*MATERIAL SUPPLIED*
-- begin --

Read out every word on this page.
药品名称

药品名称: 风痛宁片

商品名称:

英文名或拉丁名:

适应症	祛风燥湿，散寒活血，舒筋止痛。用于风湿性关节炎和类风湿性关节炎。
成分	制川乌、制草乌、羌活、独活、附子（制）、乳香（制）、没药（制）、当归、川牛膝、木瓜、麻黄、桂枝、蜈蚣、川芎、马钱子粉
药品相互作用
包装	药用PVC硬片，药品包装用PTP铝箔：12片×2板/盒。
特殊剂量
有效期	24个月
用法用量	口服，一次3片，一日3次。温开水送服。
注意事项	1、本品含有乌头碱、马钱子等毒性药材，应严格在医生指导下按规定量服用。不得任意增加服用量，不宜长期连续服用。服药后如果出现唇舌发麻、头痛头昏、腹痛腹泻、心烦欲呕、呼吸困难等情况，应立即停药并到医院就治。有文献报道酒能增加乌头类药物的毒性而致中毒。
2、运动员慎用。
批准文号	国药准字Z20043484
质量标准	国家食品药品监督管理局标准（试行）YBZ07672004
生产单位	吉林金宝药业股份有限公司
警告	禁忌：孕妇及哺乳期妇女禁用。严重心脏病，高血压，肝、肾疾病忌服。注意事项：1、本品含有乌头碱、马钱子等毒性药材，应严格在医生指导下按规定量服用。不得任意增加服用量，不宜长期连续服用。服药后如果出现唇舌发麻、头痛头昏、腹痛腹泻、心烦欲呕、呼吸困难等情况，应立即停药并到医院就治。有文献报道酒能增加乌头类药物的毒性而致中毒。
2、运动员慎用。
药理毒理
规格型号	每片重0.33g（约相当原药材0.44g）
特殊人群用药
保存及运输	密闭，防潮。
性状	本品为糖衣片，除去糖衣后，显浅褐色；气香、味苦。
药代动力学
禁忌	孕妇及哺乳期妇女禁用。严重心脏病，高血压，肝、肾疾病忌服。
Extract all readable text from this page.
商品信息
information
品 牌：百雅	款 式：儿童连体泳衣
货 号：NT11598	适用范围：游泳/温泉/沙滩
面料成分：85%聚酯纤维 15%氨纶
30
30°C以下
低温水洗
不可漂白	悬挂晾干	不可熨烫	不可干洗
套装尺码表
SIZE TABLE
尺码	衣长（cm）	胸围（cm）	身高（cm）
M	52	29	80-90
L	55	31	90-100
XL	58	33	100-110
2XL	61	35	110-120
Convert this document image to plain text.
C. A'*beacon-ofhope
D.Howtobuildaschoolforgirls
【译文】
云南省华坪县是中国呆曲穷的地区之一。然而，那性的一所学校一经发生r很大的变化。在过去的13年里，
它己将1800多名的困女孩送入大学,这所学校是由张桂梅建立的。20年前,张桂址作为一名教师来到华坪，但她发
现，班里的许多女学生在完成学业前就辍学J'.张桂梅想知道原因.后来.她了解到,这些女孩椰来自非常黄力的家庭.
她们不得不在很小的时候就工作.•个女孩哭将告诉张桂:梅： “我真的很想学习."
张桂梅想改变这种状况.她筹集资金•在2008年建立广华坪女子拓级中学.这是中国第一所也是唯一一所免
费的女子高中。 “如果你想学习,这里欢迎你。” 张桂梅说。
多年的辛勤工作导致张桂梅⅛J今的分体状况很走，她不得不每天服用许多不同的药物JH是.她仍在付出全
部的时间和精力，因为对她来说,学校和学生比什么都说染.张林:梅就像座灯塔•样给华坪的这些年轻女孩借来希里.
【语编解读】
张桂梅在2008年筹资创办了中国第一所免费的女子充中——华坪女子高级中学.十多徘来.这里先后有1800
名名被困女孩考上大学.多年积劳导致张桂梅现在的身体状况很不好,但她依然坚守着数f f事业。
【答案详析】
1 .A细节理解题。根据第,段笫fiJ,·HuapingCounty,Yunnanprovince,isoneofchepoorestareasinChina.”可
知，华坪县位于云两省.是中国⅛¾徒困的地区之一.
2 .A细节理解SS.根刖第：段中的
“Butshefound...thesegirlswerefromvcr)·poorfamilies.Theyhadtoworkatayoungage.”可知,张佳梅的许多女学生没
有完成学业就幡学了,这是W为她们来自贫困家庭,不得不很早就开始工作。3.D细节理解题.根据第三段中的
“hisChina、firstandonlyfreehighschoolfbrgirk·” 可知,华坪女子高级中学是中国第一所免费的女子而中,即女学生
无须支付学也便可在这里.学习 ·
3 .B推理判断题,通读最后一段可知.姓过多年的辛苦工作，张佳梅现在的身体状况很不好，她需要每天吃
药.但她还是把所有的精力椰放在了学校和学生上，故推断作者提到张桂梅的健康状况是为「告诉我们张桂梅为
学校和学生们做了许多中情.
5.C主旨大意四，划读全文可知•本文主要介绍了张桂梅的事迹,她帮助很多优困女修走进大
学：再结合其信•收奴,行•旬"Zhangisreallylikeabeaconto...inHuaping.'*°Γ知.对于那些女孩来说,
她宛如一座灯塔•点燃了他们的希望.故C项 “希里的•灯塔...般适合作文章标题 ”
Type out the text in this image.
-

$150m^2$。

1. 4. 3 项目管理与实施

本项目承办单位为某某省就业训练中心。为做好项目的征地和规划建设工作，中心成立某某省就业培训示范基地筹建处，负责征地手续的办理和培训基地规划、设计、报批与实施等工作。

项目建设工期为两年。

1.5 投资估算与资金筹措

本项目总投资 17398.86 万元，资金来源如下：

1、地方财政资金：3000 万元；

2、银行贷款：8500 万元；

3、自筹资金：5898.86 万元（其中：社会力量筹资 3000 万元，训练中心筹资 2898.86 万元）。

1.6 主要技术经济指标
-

-- end --

Gather every line containing the word "应严格在医生指导下按规定量服用" and copy it.

*EXERCISE SOLUTION*
注意事项	1、本品含有乌头碱、马钱子等毒性药材，应严格在医生指导下按规定量服用。不得任意增加服用量，不宜长期连续服用。服药后如果出现唇舌发麻、头痛头昏、腹痛腹泻、心烦欲呕、呼吸困难等情况，应立即停药并到医院就治。有文献报道酒能增加乌头类药物的毒性而致中毒。
警告	禁忌：孕妇及哺乳期妇女禁用。严重心脏病，高血压，肝、肾疾病忌服。注意事项：1、本品含有乌头碱、马钱子等毒性药材，应严格在医生指导下按规定量服用。不得任意增加服用量，不宜长期连续服用。服药后如果出现唇舌发麻、头痛头昏、腹痛腹泻、心烦欲呕、呼吸困难等情况，应立即停药并到医院就治。有文献报道酒能增加乌头类药物的毒性而致中毒。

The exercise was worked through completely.